*Document excerpt*.
= = = = =
A Simple Guide to Machine Learning: Linear Regression
Updated: Jun 19, 2020
Make accurate predictions of what will happen in the future, through regression analysis
by Shan Swanlow
This guide is the first in a planned series of guides that aim to demystify machine learning and make it easy to learn (and apply) for all groups of people, whether they come from a mathematical background or not. Linear regression is one of the simplest problems in machine learning, and is therefore the easiest to enter the field with. We’ll be exploring this method as our first tutorial.
A Word on Regression
Linear regression is a type of statistical analysis within a field known as regression analysis. Regression analysis is a set of methods that are used to determine relationships between variables. In simpler terms, regression analysis is a set of tools that you can use to determine how certain variables impact other variables, and a variable, in this case, is simply a measurement you could take of something in the real world. Things such as age, income, temperature, and height, are all examples of variables. When we use regression analysis, we often want to find out what the exact relationship is between something like age and income, and using the relationship data we discover, we can begin to make accurate predictions of what will happen in the future.
= = = = =
*Goal 1*. In the records, copy the lines verbatim from the line containing "italic-title: Festival Internacional" through the line containing "text-run: Agradezco mi", including both of those lines.
*Goal 2*. Continue the guide to linear regression from the point where it stops.

Element position data
= = = = =
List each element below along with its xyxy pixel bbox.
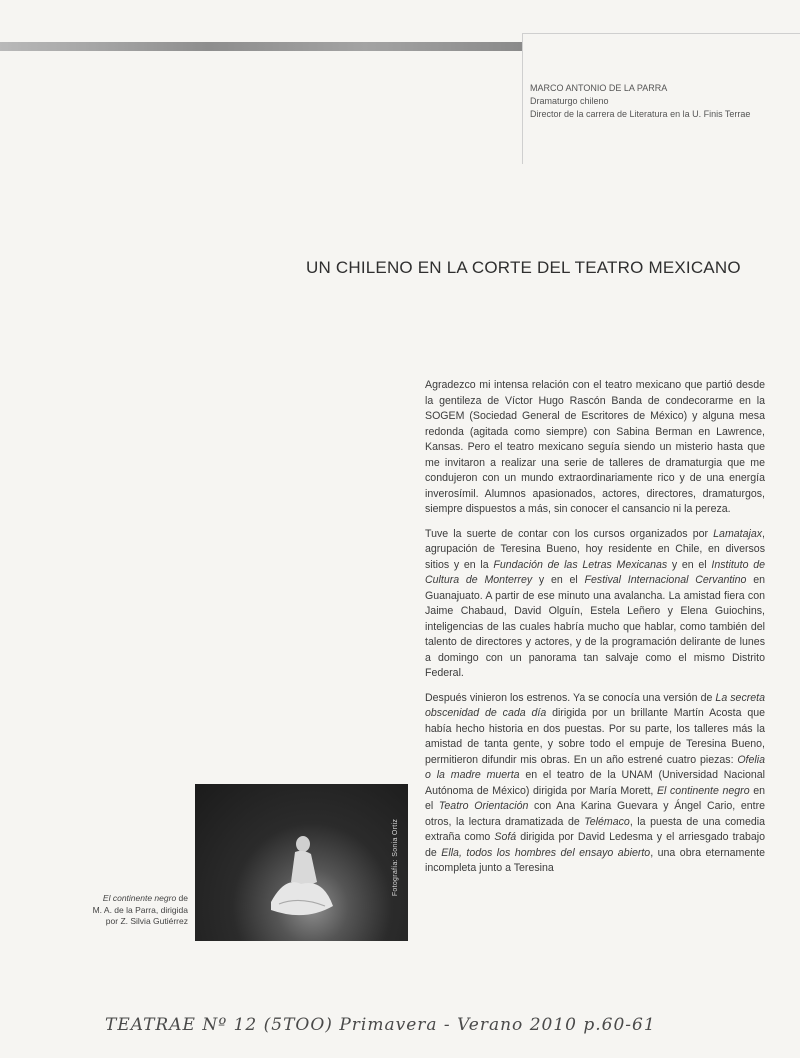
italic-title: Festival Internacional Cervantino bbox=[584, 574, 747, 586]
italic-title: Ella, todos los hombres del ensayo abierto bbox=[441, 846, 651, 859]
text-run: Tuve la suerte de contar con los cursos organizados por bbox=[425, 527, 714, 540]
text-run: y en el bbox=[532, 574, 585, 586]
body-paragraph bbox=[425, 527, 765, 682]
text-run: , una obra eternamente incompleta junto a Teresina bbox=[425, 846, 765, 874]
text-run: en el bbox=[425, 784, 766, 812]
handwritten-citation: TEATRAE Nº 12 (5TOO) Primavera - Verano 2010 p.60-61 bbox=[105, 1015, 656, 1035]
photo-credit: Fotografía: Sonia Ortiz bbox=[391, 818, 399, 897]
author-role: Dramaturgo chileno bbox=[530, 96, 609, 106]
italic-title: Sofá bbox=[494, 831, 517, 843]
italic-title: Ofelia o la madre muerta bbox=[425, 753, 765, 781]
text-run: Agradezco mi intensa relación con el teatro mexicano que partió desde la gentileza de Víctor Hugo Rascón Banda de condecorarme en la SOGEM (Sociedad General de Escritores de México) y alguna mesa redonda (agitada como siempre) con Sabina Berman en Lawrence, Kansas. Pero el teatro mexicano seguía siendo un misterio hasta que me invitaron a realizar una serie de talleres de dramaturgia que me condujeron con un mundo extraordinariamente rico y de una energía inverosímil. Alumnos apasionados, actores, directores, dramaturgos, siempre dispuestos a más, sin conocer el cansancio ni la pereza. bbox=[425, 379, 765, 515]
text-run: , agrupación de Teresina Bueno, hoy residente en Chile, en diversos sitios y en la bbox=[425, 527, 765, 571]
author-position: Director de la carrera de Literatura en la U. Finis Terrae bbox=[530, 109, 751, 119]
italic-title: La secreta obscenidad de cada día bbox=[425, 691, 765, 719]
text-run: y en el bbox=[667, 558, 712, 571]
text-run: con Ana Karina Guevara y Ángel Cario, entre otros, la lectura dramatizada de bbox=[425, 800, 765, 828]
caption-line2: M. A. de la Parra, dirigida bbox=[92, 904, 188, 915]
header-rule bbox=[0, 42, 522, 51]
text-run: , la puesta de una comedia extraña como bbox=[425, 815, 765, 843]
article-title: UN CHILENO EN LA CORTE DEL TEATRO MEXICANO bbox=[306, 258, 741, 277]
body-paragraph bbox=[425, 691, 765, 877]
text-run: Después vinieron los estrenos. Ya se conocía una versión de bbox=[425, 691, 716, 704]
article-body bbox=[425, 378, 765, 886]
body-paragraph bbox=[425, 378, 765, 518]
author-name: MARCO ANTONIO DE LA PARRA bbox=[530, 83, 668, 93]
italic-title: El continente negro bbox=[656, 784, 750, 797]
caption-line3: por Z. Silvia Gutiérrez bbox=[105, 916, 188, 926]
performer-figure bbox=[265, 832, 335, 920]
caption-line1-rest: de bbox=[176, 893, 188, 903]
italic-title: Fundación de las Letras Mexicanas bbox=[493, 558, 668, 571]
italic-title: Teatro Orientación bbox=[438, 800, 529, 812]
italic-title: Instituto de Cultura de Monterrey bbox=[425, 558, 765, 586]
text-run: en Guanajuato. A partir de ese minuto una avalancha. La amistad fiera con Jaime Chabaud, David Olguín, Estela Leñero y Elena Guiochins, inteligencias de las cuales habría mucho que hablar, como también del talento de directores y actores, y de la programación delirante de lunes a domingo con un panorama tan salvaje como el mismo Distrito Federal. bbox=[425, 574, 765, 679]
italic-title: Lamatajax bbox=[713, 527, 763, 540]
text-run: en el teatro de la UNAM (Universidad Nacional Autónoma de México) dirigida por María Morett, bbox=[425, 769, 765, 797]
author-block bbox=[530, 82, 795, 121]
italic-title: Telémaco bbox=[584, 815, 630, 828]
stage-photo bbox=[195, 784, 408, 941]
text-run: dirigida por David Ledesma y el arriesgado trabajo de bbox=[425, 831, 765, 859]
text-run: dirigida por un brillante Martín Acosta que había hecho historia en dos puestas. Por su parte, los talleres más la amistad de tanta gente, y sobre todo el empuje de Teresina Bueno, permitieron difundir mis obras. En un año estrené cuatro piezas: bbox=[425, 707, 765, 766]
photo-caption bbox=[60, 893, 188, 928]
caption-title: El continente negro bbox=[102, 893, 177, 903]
= = = = =
*Exercise result 1*.
italic-title: Festival Internacional Cervantino bbox=[584, 574, 747, 586]
italic-title: Ella, todos los hombres del ensayo abierto bbox=[441, 846, 651, 859]
text-run: Tuve la suerte de contar con los cursos organizados por bbox=[425, 527, 714, 540]
text-run: y en el bbox=[532, 574, 585, 586]
body-paragraph bbox=[425, 527, 765, 682]
text-run: , una obra eternamente incompleta junto a Teresina bbox=[425, 846, 765, 874]
text-run: en el bbox=[425, 784, 766, 812]
handwritten-citation: TEATRAE Nº 12 (5TOO) Primavera - Verano 2010 p.60-61 bbox=[105, 1015, 656, 1035]
photo-credit: Fotografía: Sonia Ortiz bbox=[391, 818, 399, 897]
author-role: Dramaturgo chileno bbox=[530, 96, 609, 106]
italic-title: Sofá bbox=[494, 831, 517, 843]
italic-title: Ofelia o la madre muerta bbox=[425, 753, 765, 781]
text-run: Agradezco mi intensa relación con el teatro mexicano que partió desde la gentileza de Víctor Hugo Rascón Banda de condecorarme en la SOGEM (Sociedad General de Escritores de México) y alguna mesa redonda (agitada como siempre) con Sabina Berman en Lawrence, Kansas. Pero el teatro mexicano seguía siendo un misterio hasta que me invitaron a realizar una serie de talleres de dramaturgia que me condujeron con un mundo extraordinariamente rico y de una energía inverosímil. Alumnos apasionados, actores, directores, dramaturgos, siempre dispuestos a más, sin conocer el cansancio ni la pereza. bbox=[425, 379, 765, 515]

*Exercise result 2*.
Linear regression is a subset of regression analysis that attempts to model the relationship between two variables, by fitting a linear equation to the data. Do not worry if this sounds intimidating- we will explore this topic in detail, however, a basic understanding of graphing will be needed first in order to do this. We will cover graphing below.
When collecting data for analysis, you will often find that most people tend to collect multiple variables at once. This is important, as it helps you get a better picture of what impacts the variable you’re trying to understand. However, not all variables are treated the same. Some variables you take may not be affected by anything at all. For example, time isn’t affected by anything- it will continue to increase at the same rate, no matter what happens. Variables that you take, that are not affected by anything, are known as independent variables. Some variables, however, are dependent on those independent variables. For example, as time increases, so does age. Variables such as age (in this case), are known as dependent variables.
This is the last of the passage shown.